(Entries shown):
⟨

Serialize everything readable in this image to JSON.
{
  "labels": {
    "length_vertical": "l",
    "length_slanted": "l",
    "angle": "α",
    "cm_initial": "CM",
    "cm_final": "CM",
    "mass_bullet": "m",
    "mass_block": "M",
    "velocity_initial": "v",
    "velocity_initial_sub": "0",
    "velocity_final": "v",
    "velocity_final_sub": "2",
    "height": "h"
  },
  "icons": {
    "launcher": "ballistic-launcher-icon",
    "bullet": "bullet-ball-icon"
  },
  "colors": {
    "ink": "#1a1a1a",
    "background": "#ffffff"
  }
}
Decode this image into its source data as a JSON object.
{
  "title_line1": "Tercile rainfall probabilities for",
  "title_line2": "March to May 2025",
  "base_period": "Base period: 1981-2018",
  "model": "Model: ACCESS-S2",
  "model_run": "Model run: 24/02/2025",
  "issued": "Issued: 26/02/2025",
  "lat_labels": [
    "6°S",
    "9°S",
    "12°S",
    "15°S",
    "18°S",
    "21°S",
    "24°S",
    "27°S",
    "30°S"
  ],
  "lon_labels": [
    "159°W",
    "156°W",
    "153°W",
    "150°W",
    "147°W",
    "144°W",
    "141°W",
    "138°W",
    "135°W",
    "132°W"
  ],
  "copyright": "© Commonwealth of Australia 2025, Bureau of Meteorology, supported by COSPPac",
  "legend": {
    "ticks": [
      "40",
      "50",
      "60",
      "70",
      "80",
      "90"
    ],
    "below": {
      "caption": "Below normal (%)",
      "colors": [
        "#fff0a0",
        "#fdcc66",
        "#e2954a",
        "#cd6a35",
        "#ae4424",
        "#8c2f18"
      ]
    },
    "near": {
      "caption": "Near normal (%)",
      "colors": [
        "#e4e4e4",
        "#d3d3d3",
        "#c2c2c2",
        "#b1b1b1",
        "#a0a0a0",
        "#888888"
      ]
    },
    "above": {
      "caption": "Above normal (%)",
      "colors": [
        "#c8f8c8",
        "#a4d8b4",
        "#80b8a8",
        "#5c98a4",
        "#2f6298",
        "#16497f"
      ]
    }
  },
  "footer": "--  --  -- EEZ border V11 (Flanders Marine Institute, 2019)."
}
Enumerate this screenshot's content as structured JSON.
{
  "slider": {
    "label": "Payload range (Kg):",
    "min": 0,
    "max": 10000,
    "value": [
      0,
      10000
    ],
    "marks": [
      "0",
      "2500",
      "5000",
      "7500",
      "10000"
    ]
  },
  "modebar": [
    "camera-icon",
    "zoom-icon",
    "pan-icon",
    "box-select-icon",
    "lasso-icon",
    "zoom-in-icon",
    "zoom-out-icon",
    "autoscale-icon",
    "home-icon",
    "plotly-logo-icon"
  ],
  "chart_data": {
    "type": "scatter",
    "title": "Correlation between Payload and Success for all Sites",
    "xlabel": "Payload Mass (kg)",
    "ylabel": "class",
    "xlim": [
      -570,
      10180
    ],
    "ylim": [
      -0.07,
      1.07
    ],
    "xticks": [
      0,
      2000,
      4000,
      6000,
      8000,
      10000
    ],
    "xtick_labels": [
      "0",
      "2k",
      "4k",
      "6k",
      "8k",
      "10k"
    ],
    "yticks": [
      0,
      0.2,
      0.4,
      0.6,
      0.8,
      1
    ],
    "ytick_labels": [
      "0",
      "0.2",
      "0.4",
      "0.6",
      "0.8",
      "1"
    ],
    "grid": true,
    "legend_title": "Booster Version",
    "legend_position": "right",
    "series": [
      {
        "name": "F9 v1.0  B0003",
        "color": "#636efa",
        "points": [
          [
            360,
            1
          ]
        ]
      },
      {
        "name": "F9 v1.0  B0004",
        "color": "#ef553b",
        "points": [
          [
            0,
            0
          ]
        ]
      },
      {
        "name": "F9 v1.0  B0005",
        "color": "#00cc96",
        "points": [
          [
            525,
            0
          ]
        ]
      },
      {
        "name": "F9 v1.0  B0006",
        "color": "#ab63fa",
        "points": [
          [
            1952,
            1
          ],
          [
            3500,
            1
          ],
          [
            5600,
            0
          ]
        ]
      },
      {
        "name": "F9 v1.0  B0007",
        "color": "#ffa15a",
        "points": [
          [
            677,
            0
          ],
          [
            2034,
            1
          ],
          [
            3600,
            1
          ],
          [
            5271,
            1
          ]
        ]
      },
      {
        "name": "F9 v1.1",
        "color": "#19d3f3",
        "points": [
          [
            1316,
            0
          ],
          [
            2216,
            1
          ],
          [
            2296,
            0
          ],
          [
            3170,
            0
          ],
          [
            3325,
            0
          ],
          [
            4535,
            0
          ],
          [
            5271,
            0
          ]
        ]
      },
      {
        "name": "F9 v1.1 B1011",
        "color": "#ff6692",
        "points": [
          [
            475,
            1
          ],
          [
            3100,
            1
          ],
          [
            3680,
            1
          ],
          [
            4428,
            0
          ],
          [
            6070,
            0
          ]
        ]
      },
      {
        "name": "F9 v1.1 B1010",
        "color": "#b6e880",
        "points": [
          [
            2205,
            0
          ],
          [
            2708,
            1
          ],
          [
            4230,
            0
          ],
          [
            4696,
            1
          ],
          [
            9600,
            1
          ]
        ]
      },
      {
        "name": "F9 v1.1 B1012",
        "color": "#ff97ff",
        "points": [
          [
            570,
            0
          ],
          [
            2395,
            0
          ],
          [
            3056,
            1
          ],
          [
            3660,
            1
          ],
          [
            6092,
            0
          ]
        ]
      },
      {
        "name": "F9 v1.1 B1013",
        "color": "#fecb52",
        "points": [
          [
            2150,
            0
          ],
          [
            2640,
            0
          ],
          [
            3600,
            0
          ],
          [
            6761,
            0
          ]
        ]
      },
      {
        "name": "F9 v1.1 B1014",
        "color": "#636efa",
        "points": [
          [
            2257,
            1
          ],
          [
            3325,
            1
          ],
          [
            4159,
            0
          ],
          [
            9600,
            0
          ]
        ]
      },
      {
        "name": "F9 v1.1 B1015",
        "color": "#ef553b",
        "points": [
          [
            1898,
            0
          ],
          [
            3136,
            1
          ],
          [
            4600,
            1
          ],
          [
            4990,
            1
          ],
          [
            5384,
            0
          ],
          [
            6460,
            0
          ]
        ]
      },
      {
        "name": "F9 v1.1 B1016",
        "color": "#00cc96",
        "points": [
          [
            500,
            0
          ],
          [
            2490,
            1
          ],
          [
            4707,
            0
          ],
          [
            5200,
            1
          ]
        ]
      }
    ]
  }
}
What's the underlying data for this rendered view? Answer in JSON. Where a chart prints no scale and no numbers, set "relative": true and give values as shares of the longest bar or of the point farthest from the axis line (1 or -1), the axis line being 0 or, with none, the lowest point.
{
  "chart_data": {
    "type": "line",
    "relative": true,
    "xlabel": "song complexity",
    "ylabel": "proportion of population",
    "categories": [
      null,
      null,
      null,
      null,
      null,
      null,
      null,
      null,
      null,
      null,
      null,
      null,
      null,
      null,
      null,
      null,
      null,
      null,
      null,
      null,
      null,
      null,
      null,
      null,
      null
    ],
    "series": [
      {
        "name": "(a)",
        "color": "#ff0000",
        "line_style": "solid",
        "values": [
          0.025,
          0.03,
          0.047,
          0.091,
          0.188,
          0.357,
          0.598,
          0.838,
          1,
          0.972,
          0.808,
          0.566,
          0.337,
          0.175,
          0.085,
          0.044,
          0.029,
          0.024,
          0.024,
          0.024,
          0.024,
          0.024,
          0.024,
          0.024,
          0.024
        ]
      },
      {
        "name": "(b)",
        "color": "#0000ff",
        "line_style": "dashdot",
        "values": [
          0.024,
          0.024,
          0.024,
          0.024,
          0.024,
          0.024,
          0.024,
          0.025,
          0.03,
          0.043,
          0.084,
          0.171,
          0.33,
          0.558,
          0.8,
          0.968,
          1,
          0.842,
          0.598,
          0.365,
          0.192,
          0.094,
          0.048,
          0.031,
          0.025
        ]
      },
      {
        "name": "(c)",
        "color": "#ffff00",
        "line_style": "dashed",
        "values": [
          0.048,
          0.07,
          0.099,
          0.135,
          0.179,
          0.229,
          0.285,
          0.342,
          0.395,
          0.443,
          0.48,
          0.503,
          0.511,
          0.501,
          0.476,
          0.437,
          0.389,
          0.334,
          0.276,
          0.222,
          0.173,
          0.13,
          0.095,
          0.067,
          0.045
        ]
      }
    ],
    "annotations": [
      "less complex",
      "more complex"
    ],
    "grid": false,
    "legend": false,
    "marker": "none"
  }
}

⟩

(What you have to do): Using the records above, copy each line that contains "xlabel".

(Answer for this exercise):
    "xlabel": "Payload Mass (kg)",
    "xlabel": "song complexity",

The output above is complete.